>> BEGIN

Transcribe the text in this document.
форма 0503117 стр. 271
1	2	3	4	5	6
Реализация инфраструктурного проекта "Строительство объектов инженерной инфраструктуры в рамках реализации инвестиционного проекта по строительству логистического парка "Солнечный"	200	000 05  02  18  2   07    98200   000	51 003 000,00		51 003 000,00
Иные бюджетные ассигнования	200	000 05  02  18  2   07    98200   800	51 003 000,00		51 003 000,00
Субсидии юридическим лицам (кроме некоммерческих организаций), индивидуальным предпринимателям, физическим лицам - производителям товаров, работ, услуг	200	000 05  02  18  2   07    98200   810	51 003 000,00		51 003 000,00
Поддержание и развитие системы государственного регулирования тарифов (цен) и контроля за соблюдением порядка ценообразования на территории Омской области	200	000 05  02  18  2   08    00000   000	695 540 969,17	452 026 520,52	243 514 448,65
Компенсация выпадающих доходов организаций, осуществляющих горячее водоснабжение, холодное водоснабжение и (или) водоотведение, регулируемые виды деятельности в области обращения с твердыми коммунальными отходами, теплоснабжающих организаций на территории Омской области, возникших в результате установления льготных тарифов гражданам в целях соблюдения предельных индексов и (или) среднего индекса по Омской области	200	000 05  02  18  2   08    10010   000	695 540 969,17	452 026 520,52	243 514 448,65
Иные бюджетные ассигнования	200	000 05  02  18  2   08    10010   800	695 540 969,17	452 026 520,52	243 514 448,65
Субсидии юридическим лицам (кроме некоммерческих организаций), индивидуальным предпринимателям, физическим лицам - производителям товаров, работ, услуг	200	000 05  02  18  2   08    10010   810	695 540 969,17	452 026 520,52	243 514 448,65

>> END

▶ **WRITTEN INSTRUCTION**
Write out all the lines again, exactly as they are.

▶ **ANSWER TO THE PROBLEM**
Transcribe the text in this document.
форма 0503117 стр. 271
1	2	3	4	5	6
Реализация инфраструктурного проекта "Строительство объектов инженерной инфраструктуры в рамках реализации инвестиционного проекта по строительству логистического парка "Солнечный"	200	000 05  02  18  2   07    98200   000	51 003 000,00		51 003 000,00
Иные бюджетные ассигнования	200	000 05  02  18  2   07    98200   800	51 003 000,00		51 003 000,00
Субсидии юридическим лицам (кроме некоммерческих организаций), индивидуальным предпринимателям, физическим лицам - производителям товаров, работ, услуг	200	000 05  02  18  2   07    98200   810	51 003 000,00		51 003 000,00
Поддержание и развитие системы государственного регулирования тарифов (цен) и контроля за соблюдением порядка ценообразования на территории Омской области	200	000 05  02  18  2   08    00000   000	695 540 969,17	452 026 520,52	243 514 448,65
Компенсация выпадающих доходов организаций, осуществляющих горячее водоснабжение, холодное водоснабжение и (или) водоотведение, регулируемые виды деятельности в области обращения с твердыми коммунальными отходами, теплоснабжающих организаций на территории Омской области, возникших в результате установления льготных тарифов гражданам в целях соблюдения предельных индексов и (или) среднего индекса по Омской области	200	000 05  02  18  2   08    10010   000	695 540 969,17	452 026 520,52	243 514 448,65
Иные бюджетные ассигнования	200	000 05  02  18  2   08    10010   800	695 540 969,17	452 026 520,52	243 514 448,65
Субсидии юридическим лицам (кроме некоммерческих организаций), индивидуальным предпринимателям, физическим лицам - производителям товаров, работ, услуг	200	000 05  02  18  2   08    10010   810	695 540 969,17	452 026 520,52	243 514 448,65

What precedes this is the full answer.